-- begin Available records --

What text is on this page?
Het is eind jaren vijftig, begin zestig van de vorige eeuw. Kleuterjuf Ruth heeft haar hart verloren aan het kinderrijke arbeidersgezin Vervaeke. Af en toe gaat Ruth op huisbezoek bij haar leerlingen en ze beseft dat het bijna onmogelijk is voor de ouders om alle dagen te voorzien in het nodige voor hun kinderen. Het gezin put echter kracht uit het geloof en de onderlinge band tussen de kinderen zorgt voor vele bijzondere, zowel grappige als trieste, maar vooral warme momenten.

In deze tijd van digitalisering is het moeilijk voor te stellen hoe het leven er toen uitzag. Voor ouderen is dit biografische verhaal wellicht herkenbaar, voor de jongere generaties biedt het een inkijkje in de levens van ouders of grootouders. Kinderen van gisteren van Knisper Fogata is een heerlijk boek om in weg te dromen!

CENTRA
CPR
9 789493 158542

-- end Available records --

(Work to do):
Return the material in full, exactly as shown.

(The reply):
What text is on this page?
Het is eind jaren vijftig, begin zestig van de vorige eeuw. Kleuterjuf Ruth heeft haar hart verloren aan het kinderrijke arbeidersgezin Vervaeke. Af en toe gaat Ruth op huisbezoek bij haar leerlingen en ze beseft dat het bijna onmogelijk is voor de ouders om alle dagen te voorzien in het nodige voor hun kinderen. Het gezin put echter kracht uit het geloof en de onderlinge band tussen de kinderen zorgt voor vele bijzondere, zowel grappige als trieste, maar vooral warme momenten.

In deze tijd van digitalisering is het moeilijk voor te stellen hoe het leven er toen uitzag. Voor ouderen is dit biografische verhaal wellicht herkenbaar, voor de jongere generaties biedt het een inkijkje in de levens van ouders of grootouders. Kinderen van gisteren van Knisper Fogata is een heerlijk boek om in weg te dromen!

CENTRA
CPR
9 789493 158542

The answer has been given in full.